### Given information
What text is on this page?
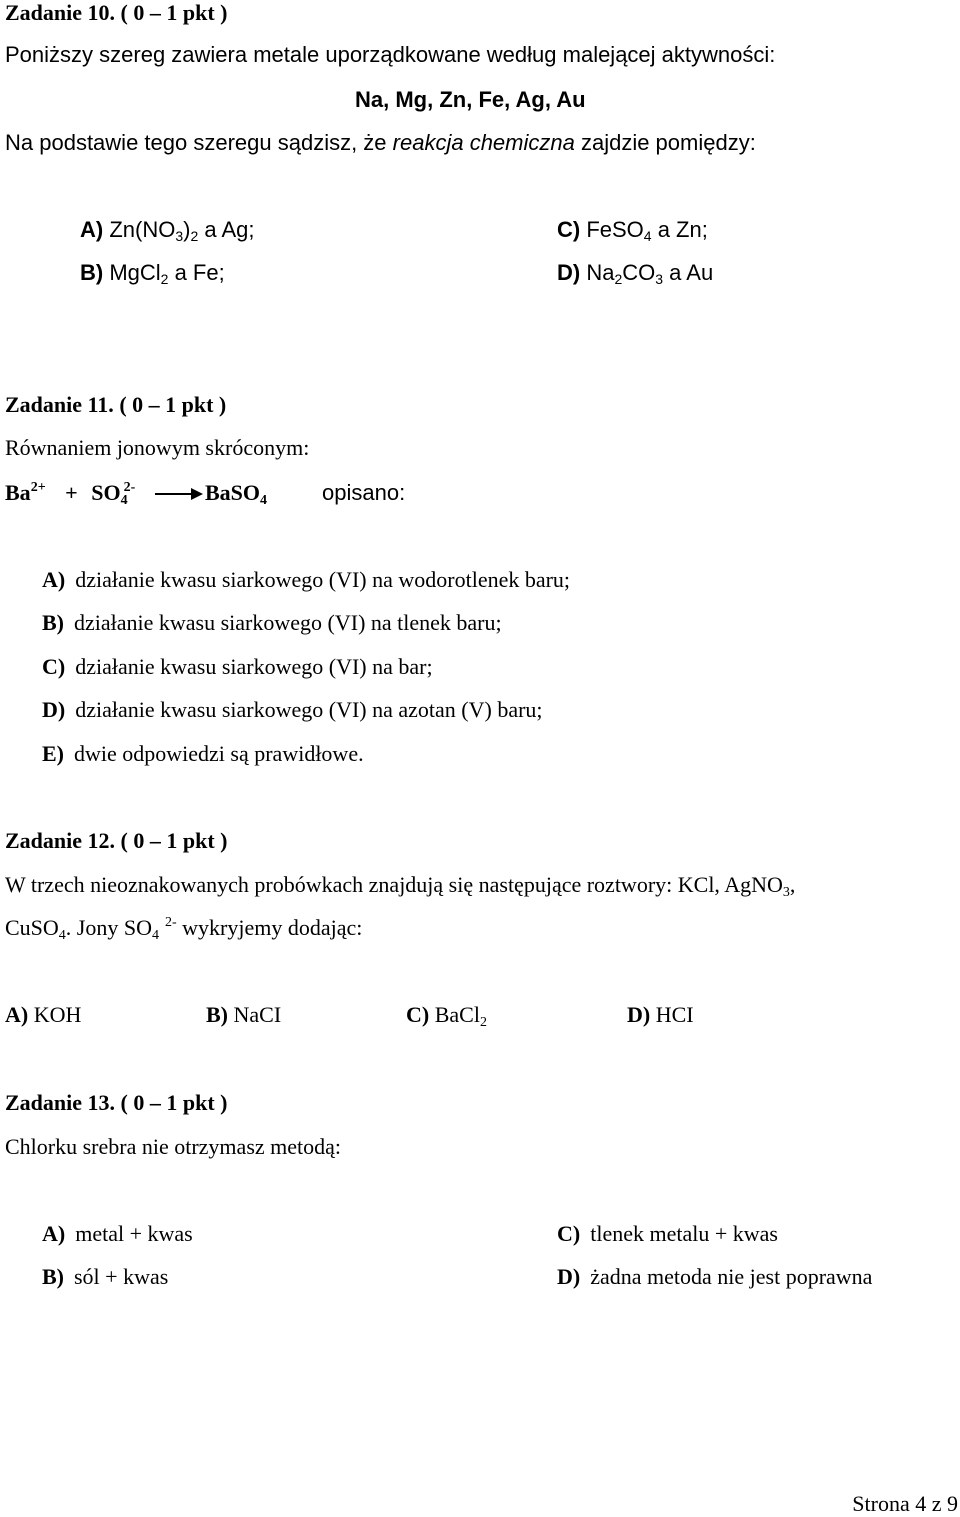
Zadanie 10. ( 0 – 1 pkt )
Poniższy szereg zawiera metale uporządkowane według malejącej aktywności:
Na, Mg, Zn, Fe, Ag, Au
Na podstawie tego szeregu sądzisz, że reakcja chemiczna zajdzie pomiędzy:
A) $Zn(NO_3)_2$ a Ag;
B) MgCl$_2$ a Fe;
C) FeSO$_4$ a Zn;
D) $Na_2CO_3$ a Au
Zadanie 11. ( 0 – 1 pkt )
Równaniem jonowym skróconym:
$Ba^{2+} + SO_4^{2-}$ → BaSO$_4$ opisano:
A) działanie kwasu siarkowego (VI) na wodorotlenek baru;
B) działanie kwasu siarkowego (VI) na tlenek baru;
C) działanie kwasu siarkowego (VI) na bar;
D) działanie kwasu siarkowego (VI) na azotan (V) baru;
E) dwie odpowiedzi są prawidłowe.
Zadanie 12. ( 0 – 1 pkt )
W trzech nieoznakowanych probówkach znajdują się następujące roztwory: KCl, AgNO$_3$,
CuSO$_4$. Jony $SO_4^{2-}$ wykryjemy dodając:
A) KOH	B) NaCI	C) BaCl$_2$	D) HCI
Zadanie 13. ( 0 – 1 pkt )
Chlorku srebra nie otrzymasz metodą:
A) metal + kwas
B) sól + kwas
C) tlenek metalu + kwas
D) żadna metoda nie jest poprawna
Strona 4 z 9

### Short exercise
Read the entries and pick out all lines that include the word "działanie".

### Complete output
A) działanie kwasu siarkowego (VI) na wodorotlenek baru;
B) działanie kwasu siarkowego (VI) na tlenek baru;
C) działanie kwasu siarkowego (VI) na bar;
D) działanie kwasu siarkowego (VI) na azotan (V) baru;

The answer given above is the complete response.